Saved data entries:
═══

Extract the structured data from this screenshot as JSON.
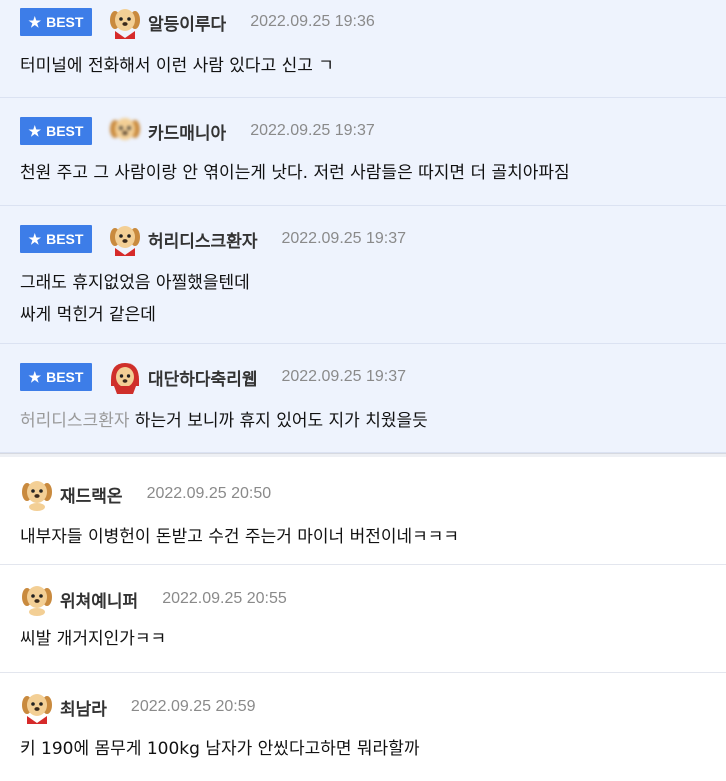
{
  "best_label": "BEST",
  "comments": [
    {
      "nick": "알등이루다",
      "date": "2022.09.25 19:36",
      "avatar": "dog-red-scarf-icon",
      "lines": [
        "터미널에 전화해서 이런 사람 있다고 신고 ㄱ"
      ]
    },
    {
      "nick": "카드매니아",
      "date": "2022.09.25 19:37",
      "avatar": "dog-blurred-icon",
      "lines": [
        "천원 주고 그 사람이랑 안 엮이는게 낫다. 저런 사람들은 따지면 더 골치아파짐"
      ]
    },
    {
      "nick": "허리디스크환자",
      "date": "2022.09.25 19:37",
      "avatar": "dog-red-scarf-icon",
      "lines": [
        "그래도 휴지없었음 아찔했을텐데",
        "싸게 먹힌거 같은데"
      ]
    },
    {
      "nick": "대단하다축리웹",
      "date": "2022.09.25 19:37",
      "avatar": "dog-red-hood-icon",
      "mention": "허리디스크환자",
      "lines": [
        " 하는거 보니까 휴지 있어도 지가 치웠을듯"
      ]
    },
    {
      "nick": "재드랙온",
      "date": "2022.09.25 20:50",
      "avatar": "dog-plain-icon",
      "lines": [
        "내부자들 이병헌이 돈받고 수건 주는거 마이너 버전이네ㅋㅋㅋ"
      ]
    },
    {
      "nick": "위쳐예니퍼",
      "date": "2022.09.25 20:55",
      "avatar": "dog-plain-icon",
      "lines": [
        "씨발 개거지인가ㅋㅋ"
      ]
    },
    {
      "nick": "최남라",
      "date": "2022.09.25 20:59",
      "avatar": "dog-red-scarf-icon",
      "lines": [
        "키 190에 몸무게 100kg 남자가 안씼다고하면 뭐라할까"
      ]
    }
  ]
}
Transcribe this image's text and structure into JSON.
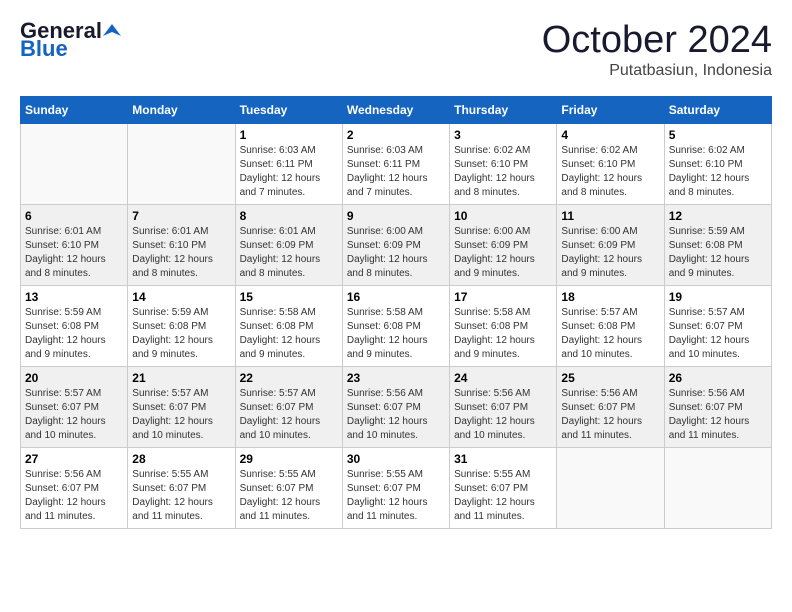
{
  "header": {
    "logo_general": "General",
    "logo_blue": "Blue",
    "month_title": "October 2024",
    "location": "Putatbasiun, Indonesia"
  },
  "weekdays": [
    "Sunday",
    "Monday",
    "Tuesday",
    "Wednesday",
    "Thursday",
    "Friday",
    "Saturday"
  ],
  "weeks": [
    [
      {
        "day": "",
        "info": ""
      },
      {
        "day": "",
        "info": ""
      },
      {
        "day": "1",
        "info": "Sunrise: 6:03 AM\nSunset: 6:11 PM\nDaylight: 12 hours and 7 minutes."
      },
      {
        "day": "2",
        "info": "Sunrise: 6:03 AM\nSunset: 6:11 PM\nDaylight: 12 hours and 7 minutes."
      },
      {
        "day": "3",
        "info": "Sunrise: 6:02 AM\nSunset: 6:10 PM\nDaylight: 12 hours and 8 minutes."
      },
      {
        "day": "4",
        "info": "Sunrise: 6:02 AM\nSunset: 6:10 PM\nDaylight: 12 hours and 8 minutes."
      },
      {
        "day": "5",
        "info": "Sunrise: 6:02 AM\nSunset: 6:10 PM\nDaylight: 12 hours and 8 minutes."
      }
    ],
    [
      {
        "day": "6",
        "info": "Sunrise: 6:01 AM\nSunset: 6:10 PM\nDaylight: 12 hours and 8 minutes."
      },
      {
        "day": "7",
        "info": "Sunrise: 6:01 AM\nSunset: 6:10 PM\nDaylight: 12 hours and 8 minutes."
      },
      {
        "day": "8",
        "info": "Sunrise: 6:01 AM\nSunset: 6:09 PM\nDaylight: 12 hours and 8 minutes."
      },
      {
        "day": "9",
        "info": "Sunrise: 6:00 AM\nSunset: 6:09 PM\nDaylight: 12 hours and 8 minutes."
      },
      {
        "day": "10",
        "info": "Sunrise: 6:00 AM\nSunset: 6:09 PM\nDaylight: 12 hours and 9 minutes."
      },
      {
        "day": "11",
        "info": "Sunrise: 6:00 AM\nSunset: 6:09 PM\nDaylight: 12 hours and 9 minutes."
      },
      {
        "day": "12",
        "info": "Sunrise: 5:59 AM\nSunset: 6:08 PM\nDaylight: 12 hours and 9 minutes."
      }
    ],
    [
      {
        "day": "13",
        "info": "Sunrise: 5:59 AM\nSunset: 6:08 PM\nDaylight: 12 hours and 9 minutes."
      },
      {
        "day": "14",
        "info": "Sunrise: 5:59 AM\nSunset: 6:08 PM\nDaylight: 12 hours and 9 minutes."
      },
      {
        "day": "15",
        "info": "Sunrise: 5:58 AM\nSunset: 6:08 PM\nDaylight: 12 hours and 9 minutes."
      },
      {
        "day": "16",
        "info": "Sunrise: 5:58 AM\nSunset: 6:08 PM\nDaylight: 12 hours and 9 minutes."
      },
      {
        "day": "17",
        "info": "Sunrise: 5:58 AM\nSunset: 6:08 PM\nDaylight: 12 hours and 9 minutes."
      },
      {
        "day": "18",
        "info": "Sunrise: 5:57 AM\nSunset: 6:08 PM\nDaylight: 12 hours and 10 minutes."
      },
      {
        "day": "19",
        "info": "Sunrise: 5:57 AM\nSunset: 6:07 PM\nDaylight: 12 hours and 10 minutes."
      }
    ],
    [
      {
        "day": "20",
        "info": "Sunrise: 5:57 AM\nSunset: 6:07 PM\nDaylight: 12 hours and 10 minutes."
      },
      {
        "day": "21",
        "info": "Sunrise: 5:57 AM\nSunset: 6:07 PM\nDaylight: 12 hours and 10 minutes."
      },
      {
        "day": "22",
        "info": "Sunrise: 5:57 AM\nSunset: 6:07 PM\nDaylight: 12 hours and 10 minutes."
      },
      {
        "day": "23",
        "info": "Sunrise: 5:56 AM\nSunset: 6:07 PM\nDaylight: 12 hours and 10 minutes."
      },
      {
        "day": "24",
        "info": "Sunrise: 5:56 AM\nSunset: 6:07 PM\nDaylight: 12 hours and 10 minutes."
      },
      {
        "day": "25",
        "info": "Sunrise: 5:56 AM\nSunset: 6:07 PM\nDaylight: 12 hours and 11 minutes."
      },
      {
        "day": "26",
        "info": "Sunrise: 5:56 AM\nSunset: 6:07 PM\nDaylight: 12 hours and 11 minutes."
      }
    ],
    [
      {
        "day": "27",
        "info": "Sunrise: 5:56 AM\nSunset: 6:07 PM\nDaylight: 12 hours and 11 minutes."
      },
      {
        "day": "28",
        "info": "Sunrise: 5:55 AM\nSunset: 6:07 PM\nDaylight: 12 hours and 11 minutes."
      },
      {
        "day": "29",
        "info": "Sunrise: 5:55 AM\nSunset: 6:07 PM\nDaylight: 12 hours and 11 minutes."
      },
      {
        "day": "30",
        "info": "Sunrise: 5:55 AM\nSunset: 6:07 PM\nDaylight: 12 hours and 11 minutes."
      },
      {
        "day": "31",
        "info": "Sunrise: 5:55 AM\nSunset: 6:07 PM\nDaylight: 12 hours and 11 minutes."
      },
      {
        "day": "",
        "info": ""
      },
      {
        "day": "",
        "info": ""
      }
    ]
  ]
}
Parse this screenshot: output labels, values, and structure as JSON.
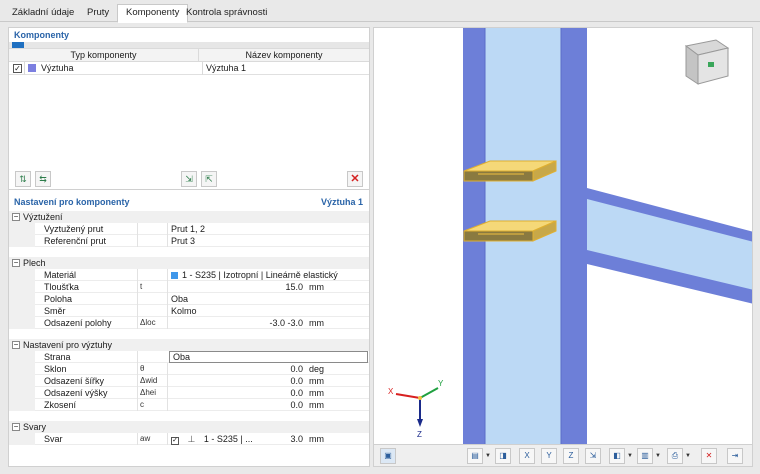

═══

### TASK DETAILS
Without the pictures, restate all of the entries above verbatim.

### FINISHED TASK
Extract the structured data from this screenshot as JSON.
{
  "best_label": "BEST",
  "comments": [
    {
      "nick": "알등이루다",
      "date": "2022.09.25 19:36",
      "avatar": "dog-red-scarf-icon",
      "lines": [
        "터미널에 전화해서 이런 사람 있다고 신고 ㄱ"
      ]
    },
    {
      "nick": "카드매니아",
      "date": "2022.09.25 19:37",
      "avatar": "dog-blurred-icon",
      "lines": [
        "천원 주고 그 사람이랑 안 엮이는게 낫다. 저런 사람들은 따지면 더 골치아파짐"
      ]
    },
    {
      "nick": "허리디스크환자",
      "date": "2022.09.25 19:37",
      "avatar": "dog-red-scarf-icon",
      "lines": [
        "그래도 휴지없었음 아찔했을텐데",
        "싸게 먹힌거 같은데"
      ]
    },
    {
      "nick": "대단하다축리웹",
      "date": "2022.09.25 19:37",
      "avatar": "dog-red-hood-icon",
      "mention": "허리디스크환자",
      "lines": [
        " 하는거 보니까 휴지 있어도 지가 치웠을듯"
      ]
    },
    {
      "nick": "재드랙온",
      "date": "2022.09.25 20:50",
      "avatar": "dog-plain-icon",
      "lines": [
        "내부자들 이병헌이 돈받고 수건 주는거 마이너 버전이네ㅋㅋㅋ"
      ]
    },
    {
      "nick": "위쳐예니퍼",
      "date": "2022.09.25 20:55",
      "avatar": "dog-plain-icon",
      "lines": [
        "씨발 개거지인가ㅋㅋ"
      ]
    },
    {
      "nick": "최남라",
      "date": "2022.09.25 20:59",
      "avatar": "dog-red-scarf-icon",
      "lines": [
        "키 190에 몸무게 100kg 남자가 안씼다고하면 뭐라할까"
      ]
    }
  ]
}
Transcribe this image's text and structure into JSON.
{
  "header": {
    "logo_general": "General",
    "logo_blue": "Blue",
    "month_title": "October 2024",
    "location": "Putatbasiun, Indonesia"
  },
  "weekdays": [
    "Sunday",
    "Monday",
    "Tuesday",
    "Wednesday",
    "Thursday",
    "Friday",
    "Saturday"
  ],
  "weeks": [
    [
      {
        "day": "",
        "info": ""
      },
      {
        "day": "",
        "info": ""
      },
      {
        "day": "1",
        "info": "Sunrise: 6:03 AM\nSunset: 6:11 PM\nDaylight: 12 hours and 7 minutes."
      },
      {
        "day": "2",
        "info": "Sunrise: 6:03 AM\nSunset: 6:11 PM\nDaylight: 12 hours and 7 minutes."
      },
      {
        "day": "3",
        "info": "Sunrise: 6:02 AM\nSunset: 6:10 PM\nDaylight: 12 hours and 8 minutes."
      },
      {
        "day": "4",
        "info": "Sunrise: 6:02 AM\nSunset: 6:10 PM\nDaylight: 12 hours and 8 minutes."
      },
      {
        "day": "5",
        "info": "Sunrise: 6:02 AM\nSunset: 6:10 PM\nDaylight: 12 hours and 8 minutes."
      }
    ],
    [
      {
        "day": "6",
        "info": "Sunrise: 6:01 AM\nSunset: 6:10 PM\nDaylight: 12 hours and 8 minutes."
      },
      {
        "day": "7",
        "info": "Sunrise: 6:01 AM\nSunset: 6:10 PM\nDaylight: 12 hours and 8 minutes."
      },
      {
        "day": "8",
        "info": "Sunrise: 6:01 AM\nSunset: 6:09 PM\nDaylight: 12 hours and 8 minutes."
      },
      {
        "day": "9",
        "info": "Sunrise: 6:00 AM\nSunset: 6:09 PM\nDaylight: 12 hours and 8 minutes."
      },
      {
        "day": "10",
        "info": "Sunrise: 6:00 AM\nSunset: 6:09 PM\nDaylight: 12 hours and 9 minutes."
      },
      {
        "day": "11",
        "info": "Sunrise: 6:00 AM\nSunset: 6:09 PM\nDaylight: 12 hours and 9 minutes."
      },
      {
        "day": "12",
        "info": "Sunrise: 5:59 AM\nSunset: 6:08 PM\nDaylight: 12 hours and 9 minutes."
      }
    ],
    [
      {
        "day": "13",
        "info": "Sunrise: 5:59 AM\nSunset: 6:08 PM\nDaylight: 12 hours and 9 minutes."
      },
      {
        "day": "14",
        "info": "Sunrise: 5:59 AM\nSunset: 6:08 PM\nDaylight: 12 hours and 9 minutes."
      },
      {
        "day": "15",
        "info": "Sunrise: 5:58 AM\nSunset: 6:08 PM\nDaylight: 12 hours and 9 minutes."
      },
      {
        "day": "16",
        "info": "Sunrise: 5:58 AM\nSunset: 6:08 PM\nDaylight: 12 hours and 9 minutes."
      },
      {
        "day": "17",
        "info": "Sunrise: 5:58 AM\nSunset: 6:08 PM\nDaylight: 12 hours and 9 minutes."
      },
      {
        "day": "18",
        "info": "Sunrise: 5:57 AM\nSunset: 6:08 PM\nDaylight: 12 hours and 10 minutes."
      },
      {
        "day": "19",
        "info": "Sunrise: 5:57 AM\nSunset: 6:07 PM\nDaylight: 12 hours and 10 minutes."
      }
    ],
    [
      {
        "day": "20",
        "info": "Sunrise: 5:57 AM\nSunset: 6:07 PM\nDaylight: 12 hours and 10 minutes."
      },
      {
        "day": "21",
        "info": "Sunrise: 5:57 AM\nSunset: 6:07 PM\nDaylight: 12 hours and 10 minutes."
      },
      {
        "day": "22",
        "info": "Sunrise: 5:57 AM\nSunset: 6:07 PM\nDaylight: 12 hours and 10 minutes."
      },
      {
        "day": "23",
        "info": "Sunrise: 5:56 AM\nSunset: 6:07 PM\nDaylight: 12 hours and 10 minutes."
      },
      {
        "day": "24",
        "info": "Sunrise: 5:56 AM\nSunset: 6:07 PM\nDaylight: 12 hours and 10 minutes."
      },
      {
        "day": "25",
        "info": "Sunrise: 5:56 AM\nSunset: 6:07 PM\nDaylight: 12 hours and 11 minutes."
      },
      {
        "day": "26",
        "info": "Sunrise: 5:56 AM\nSunset: 6:07 PM\nDaylight: 12 hours and 11 minutes."
      }
    ],
    [
      {
        "day": "27",
        "info": "Sunrise: 5:56 AM\nSunset: 6:07 PM\nDaylight: 12 hours and 11 minutes."
      },
      {
        "day": "28",
        "info": "Sunrise: 5:55 AM\nSunset: 6:07 PM\nDaylight: 12 hours and 11 minutes."
      },
      {
        "day": "29",
        "info": "Sunrise: 5:55 AM\nSunset: 6:07 PM\nDaylight: 12 hours and 11 minutes."
      },
      {
        "day": "30",
        "info": "Sunrise: 5:55 AM\nSunset: 6:07 PM\nDaylight: 12 hours and 11 minutes."
      },
      {
        "day": "31",
        "info": "Sunrise: 5:55 AM\nSunset: 6:07 PM\nDaylight: 12 hours and 11 minutes."
      },
      {
        "day": "",
        "info": ""
      },
      {
        "day": "",
        "info": ""
      }
    ]
  ]
}
Parse this screenshot: output labels, values, and structure as JSON.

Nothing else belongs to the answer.